>> start

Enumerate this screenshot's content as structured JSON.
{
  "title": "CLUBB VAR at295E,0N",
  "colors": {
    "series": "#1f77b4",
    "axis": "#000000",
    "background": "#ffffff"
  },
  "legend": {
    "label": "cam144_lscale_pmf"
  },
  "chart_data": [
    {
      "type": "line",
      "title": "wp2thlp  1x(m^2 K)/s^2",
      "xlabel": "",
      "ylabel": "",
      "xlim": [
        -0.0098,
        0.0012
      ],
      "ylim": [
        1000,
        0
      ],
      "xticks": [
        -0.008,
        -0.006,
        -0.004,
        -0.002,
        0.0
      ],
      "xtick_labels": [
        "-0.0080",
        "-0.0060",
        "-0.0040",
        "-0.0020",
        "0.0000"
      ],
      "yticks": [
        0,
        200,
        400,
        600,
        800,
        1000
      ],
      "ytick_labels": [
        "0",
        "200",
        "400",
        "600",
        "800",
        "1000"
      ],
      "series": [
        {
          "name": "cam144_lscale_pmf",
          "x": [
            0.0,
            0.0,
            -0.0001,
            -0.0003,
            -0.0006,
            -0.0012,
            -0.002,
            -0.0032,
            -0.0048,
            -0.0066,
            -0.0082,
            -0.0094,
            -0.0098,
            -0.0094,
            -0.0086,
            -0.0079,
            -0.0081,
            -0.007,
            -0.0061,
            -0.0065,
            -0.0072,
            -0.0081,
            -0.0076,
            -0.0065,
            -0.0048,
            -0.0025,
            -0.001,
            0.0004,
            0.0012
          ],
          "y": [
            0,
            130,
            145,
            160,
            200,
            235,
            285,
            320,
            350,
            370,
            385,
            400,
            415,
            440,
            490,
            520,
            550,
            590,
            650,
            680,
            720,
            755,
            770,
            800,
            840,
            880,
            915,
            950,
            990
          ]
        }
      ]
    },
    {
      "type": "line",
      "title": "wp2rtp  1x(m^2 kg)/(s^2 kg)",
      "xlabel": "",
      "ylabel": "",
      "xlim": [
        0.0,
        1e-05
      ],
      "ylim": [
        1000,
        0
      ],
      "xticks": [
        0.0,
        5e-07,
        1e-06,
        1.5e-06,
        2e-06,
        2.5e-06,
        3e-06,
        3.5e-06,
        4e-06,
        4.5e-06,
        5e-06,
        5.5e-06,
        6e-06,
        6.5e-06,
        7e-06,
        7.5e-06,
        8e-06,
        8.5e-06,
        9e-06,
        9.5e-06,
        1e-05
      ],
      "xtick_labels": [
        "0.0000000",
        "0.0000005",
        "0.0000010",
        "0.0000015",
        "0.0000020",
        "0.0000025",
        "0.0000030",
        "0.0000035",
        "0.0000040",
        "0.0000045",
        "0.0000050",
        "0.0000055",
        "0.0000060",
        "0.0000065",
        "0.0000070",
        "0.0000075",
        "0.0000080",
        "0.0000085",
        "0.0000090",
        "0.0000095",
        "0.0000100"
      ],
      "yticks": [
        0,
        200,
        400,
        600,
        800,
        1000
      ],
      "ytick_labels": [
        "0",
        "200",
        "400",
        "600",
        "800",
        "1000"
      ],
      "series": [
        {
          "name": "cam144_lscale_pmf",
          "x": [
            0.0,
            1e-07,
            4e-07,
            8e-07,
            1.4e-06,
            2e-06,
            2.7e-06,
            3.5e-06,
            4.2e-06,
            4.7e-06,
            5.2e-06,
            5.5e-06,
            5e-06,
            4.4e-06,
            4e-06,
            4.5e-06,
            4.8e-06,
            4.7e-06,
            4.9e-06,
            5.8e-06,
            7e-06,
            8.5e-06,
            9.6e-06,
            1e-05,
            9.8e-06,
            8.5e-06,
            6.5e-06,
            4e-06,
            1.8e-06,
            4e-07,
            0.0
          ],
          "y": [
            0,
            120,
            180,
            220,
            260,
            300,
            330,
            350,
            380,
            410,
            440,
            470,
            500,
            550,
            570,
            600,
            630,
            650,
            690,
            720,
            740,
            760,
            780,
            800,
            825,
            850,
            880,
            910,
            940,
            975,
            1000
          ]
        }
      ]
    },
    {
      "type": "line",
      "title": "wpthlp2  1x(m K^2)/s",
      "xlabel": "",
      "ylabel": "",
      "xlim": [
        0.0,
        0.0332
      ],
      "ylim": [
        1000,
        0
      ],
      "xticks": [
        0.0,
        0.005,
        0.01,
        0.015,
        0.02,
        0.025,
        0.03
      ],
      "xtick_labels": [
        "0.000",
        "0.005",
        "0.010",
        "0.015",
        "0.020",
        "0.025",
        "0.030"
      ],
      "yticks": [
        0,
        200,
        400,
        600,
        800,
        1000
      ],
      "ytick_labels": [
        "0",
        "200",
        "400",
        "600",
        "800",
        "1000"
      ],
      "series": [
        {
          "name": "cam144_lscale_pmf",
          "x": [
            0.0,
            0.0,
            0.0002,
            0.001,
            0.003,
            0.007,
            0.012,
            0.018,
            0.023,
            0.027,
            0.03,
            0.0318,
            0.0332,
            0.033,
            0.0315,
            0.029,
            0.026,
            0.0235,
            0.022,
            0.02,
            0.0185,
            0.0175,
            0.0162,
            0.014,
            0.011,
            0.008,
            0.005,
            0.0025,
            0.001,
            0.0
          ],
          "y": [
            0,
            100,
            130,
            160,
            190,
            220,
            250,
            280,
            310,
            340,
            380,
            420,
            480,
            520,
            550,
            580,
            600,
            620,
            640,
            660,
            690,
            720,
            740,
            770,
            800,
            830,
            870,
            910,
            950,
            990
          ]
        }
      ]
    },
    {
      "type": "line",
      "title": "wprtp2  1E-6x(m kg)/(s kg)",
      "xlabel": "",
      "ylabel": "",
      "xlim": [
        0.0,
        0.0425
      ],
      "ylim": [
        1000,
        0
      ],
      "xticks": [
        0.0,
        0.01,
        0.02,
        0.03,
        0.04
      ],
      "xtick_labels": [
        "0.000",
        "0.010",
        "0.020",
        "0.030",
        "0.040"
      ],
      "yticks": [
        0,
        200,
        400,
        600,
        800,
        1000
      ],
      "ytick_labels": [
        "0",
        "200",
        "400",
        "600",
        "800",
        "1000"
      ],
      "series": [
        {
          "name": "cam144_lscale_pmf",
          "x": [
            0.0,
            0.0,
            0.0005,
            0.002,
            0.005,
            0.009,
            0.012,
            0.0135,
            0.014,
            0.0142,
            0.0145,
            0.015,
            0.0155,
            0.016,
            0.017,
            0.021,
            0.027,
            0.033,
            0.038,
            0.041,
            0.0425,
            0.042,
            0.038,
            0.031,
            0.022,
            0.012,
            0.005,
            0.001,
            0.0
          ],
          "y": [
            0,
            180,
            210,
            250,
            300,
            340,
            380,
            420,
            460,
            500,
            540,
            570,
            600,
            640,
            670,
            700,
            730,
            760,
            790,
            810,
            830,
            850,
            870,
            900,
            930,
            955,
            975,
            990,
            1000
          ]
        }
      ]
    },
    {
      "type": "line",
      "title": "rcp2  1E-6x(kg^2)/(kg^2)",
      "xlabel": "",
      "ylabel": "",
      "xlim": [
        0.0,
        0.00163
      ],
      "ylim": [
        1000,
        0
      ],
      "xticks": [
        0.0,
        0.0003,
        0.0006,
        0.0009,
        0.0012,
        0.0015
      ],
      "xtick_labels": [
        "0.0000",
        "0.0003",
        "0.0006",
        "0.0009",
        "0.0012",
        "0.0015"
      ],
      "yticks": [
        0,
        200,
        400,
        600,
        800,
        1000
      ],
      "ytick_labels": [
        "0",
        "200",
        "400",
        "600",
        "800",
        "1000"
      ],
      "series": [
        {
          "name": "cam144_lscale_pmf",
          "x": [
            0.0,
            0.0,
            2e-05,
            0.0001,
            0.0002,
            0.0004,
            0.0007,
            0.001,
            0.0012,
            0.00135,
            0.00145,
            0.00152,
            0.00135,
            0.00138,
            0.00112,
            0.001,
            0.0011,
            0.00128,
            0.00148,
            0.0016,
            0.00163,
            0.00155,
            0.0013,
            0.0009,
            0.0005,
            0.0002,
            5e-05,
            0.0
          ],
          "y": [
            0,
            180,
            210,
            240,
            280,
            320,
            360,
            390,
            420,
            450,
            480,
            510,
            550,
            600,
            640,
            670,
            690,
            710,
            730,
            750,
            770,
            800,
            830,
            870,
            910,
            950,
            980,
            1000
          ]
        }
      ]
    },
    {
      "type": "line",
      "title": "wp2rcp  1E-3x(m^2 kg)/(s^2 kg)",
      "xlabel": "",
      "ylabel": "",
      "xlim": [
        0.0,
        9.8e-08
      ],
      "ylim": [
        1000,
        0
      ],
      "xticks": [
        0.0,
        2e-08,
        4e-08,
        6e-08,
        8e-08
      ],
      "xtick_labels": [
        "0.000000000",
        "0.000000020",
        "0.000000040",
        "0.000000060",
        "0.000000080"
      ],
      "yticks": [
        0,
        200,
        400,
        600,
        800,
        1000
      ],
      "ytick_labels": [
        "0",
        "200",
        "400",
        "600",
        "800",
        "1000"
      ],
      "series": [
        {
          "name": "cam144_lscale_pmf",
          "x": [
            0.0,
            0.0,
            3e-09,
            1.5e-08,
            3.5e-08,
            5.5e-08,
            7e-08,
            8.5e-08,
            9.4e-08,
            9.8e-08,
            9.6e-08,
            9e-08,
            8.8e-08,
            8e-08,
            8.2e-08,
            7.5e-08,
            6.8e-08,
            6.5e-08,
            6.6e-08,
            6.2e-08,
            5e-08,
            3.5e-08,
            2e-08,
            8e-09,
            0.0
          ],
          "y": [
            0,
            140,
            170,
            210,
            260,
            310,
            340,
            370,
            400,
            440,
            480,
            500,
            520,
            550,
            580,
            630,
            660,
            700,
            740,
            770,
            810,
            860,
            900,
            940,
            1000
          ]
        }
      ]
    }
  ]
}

>> end

__DESCRIPTION OF THE TASK__:
Say how many lines in the entries contain the string "title", and leave out everything else.

__OUTPUT FOR THIS TASK__:
7